--- start Extracted entries ---

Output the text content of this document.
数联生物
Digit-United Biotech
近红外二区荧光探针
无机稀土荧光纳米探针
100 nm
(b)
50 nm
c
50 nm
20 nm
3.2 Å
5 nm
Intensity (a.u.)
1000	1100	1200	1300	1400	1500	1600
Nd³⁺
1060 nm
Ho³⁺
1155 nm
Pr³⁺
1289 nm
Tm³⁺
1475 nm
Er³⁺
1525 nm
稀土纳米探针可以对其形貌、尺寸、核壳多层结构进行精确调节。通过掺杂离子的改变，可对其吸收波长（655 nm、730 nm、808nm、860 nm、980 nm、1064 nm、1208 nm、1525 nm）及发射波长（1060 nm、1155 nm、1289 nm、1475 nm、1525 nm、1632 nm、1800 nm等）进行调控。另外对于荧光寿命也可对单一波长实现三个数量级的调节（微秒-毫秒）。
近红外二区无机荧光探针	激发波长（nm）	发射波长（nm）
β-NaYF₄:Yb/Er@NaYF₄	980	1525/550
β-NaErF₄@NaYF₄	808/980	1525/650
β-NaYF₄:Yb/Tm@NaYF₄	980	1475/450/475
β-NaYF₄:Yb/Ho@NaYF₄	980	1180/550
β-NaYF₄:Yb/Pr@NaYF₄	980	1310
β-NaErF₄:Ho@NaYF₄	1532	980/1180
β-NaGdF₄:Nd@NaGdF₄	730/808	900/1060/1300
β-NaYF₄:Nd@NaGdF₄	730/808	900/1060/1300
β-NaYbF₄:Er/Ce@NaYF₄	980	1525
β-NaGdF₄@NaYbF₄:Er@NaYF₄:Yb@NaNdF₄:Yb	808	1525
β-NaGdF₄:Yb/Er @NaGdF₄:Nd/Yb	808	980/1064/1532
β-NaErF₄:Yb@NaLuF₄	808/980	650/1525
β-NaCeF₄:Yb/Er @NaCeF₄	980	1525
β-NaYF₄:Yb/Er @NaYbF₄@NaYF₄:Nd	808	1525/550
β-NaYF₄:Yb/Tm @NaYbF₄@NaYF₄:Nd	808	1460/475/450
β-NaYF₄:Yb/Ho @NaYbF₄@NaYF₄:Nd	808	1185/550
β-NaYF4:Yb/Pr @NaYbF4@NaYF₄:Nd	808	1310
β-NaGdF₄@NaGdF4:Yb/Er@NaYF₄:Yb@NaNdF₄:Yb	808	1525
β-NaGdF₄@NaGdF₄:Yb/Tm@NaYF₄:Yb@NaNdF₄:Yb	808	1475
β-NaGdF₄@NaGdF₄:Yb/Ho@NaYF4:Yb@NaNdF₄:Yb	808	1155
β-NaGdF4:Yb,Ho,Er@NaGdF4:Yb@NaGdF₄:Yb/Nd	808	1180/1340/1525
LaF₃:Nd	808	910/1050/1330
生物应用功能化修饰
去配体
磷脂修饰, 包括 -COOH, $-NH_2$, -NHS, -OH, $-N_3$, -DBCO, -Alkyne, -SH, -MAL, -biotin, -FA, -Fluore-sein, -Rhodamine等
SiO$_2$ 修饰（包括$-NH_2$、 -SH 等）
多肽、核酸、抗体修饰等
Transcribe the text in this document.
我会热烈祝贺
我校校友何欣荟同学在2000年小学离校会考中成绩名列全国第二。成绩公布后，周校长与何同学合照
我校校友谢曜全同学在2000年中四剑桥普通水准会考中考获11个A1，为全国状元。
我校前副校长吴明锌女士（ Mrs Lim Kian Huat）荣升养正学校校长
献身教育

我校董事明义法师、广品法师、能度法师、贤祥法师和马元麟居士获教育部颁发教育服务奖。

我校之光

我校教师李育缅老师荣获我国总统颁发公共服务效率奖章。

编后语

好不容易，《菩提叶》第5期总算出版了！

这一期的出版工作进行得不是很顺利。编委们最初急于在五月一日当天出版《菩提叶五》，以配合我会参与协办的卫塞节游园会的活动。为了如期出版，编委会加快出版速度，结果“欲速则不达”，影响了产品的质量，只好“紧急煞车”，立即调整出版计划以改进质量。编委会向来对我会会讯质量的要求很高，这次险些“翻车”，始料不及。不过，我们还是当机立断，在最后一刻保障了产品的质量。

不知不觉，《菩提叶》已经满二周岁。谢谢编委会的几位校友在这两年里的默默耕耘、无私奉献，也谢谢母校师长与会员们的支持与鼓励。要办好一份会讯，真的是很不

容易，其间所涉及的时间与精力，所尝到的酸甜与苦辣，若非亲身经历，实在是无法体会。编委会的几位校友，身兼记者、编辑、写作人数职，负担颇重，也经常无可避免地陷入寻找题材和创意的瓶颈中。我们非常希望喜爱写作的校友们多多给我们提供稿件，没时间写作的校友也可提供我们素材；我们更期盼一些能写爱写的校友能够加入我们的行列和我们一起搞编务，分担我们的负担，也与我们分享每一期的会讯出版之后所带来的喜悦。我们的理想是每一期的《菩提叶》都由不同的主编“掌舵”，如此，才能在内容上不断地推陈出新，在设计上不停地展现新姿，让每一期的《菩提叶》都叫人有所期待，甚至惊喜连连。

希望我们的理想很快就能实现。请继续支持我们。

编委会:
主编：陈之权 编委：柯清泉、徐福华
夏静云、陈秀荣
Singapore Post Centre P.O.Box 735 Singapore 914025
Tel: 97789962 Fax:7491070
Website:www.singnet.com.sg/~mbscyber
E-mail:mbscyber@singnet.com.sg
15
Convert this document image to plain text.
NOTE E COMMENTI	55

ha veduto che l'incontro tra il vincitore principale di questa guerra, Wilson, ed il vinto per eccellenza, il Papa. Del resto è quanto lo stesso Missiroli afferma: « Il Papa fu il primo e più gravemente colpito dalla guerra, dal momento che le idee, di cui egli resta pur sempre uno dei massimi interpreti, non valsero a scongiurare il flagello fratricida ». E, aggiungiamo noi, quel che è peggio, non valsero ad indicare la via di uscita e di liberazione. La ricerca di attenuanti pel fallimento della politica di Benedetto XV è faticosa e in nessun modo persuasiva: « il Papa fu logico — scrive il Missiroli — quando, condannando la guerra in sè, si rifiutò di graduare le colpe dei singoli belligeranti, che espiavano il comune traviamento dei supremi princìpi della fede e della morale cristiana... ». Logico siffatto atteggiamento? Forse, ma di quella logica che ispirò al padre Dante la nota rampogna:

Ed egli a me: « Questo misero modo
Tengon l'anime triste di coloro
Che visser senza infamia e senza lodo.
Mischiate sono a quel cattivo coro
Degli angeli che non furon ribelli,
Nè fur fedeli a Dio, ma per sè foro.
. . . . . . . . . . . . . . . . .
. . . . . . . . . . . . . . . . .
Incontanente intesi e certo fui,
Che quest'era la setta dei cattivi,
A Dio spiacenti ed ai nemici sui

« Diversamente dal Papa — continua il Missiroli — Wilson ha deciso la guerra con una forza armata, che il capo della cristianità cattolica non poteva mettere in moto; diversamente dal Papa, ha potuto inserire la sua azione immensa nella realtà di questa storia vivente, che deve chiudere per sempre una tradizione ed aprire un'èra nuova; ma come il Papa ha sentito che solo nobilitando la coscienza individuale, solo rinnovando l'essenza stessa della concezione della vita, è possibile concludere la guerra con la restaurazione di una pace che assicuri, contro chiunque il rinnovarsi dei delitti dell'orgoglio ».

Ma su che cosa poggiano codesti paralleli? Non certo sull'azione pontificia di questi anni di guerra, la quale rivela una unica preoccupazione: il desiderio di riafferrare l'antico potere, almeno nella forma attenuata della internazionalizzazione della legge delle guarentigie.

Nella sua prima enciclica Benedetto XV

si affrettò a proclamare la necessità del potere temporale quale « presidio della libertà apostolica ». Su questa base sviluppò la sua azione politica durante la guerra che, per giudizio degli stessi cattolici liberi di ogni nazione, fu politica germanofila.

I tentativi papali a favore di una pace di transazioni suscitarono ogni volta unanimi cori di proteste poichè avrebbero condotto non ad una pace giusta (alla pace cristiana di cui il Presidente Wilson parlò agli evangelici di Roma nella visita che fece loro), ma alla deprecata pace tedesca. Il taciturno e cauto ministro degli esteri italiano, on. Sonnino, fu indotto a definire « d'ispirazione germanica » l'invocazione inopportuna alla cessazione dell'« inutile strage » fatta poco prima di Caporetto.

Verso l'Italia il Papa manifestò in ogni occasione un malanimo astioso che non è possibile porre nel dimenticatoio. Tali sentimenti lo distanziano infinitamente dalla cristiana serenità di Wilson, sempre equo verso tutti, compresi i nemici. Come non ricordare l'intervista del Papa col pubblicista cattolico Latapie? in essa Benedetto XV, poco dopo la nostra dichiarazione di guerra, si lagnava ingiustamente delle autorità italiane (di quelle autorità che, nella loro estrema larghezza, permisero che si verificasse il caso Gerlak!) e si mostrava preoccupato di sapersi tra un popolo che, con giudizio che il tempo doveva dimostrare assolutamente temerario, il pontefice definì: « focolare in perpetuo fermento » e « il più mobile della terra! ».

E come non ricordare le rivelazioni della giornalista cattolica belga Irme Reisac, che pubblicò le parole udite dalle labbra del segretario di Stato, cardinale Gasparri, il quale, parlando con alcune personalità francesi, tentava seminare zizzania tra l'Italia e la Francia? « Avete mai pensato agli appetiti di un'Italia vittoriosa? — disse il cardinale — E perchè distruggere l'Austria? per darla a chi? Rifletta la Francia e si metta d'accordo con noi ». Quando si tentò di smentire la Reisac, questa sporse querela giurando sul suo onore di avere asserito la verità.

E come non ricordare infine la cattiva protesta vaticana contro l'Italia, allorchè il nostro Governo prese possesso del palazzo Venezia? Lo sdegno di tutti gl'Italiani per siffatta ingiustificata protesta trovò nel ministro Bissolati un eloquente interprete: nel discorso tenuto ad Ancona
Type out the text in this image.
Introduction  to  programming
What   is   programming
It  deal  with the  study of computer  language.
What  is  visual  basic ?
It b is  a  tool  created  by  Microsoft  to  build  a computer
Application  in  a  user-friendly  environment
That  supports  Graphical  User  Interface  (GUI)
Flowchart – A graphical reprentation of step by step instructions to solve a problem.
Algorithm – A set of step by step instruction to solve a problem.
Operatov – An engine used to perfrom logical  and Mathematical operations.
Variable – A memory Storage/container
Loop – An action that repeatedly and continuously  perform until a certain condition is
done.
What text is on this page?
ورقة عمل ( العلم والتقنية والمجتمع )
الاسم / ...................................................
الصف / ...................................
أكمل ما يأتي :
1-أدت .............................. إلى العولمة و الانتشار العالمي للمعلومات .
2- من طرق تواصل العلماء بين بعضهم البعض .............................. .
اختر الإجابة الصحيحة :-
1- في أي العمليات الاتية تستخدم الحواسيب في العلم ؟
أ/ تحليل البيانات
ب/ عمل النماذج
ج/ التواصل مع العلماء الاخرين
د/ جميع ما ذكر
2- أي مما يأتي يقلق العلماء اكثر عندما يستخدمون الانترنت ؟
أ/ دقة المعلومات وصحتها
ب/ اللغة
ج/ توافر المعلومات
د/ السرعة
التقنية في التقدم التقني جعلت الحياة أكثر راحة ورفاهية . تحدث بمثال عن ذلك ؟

--- end Extracted entries ---

● **Exercise description**
Report only the number of lines that hold the string "NaYbF₄" in this listing.

● **Full output**
5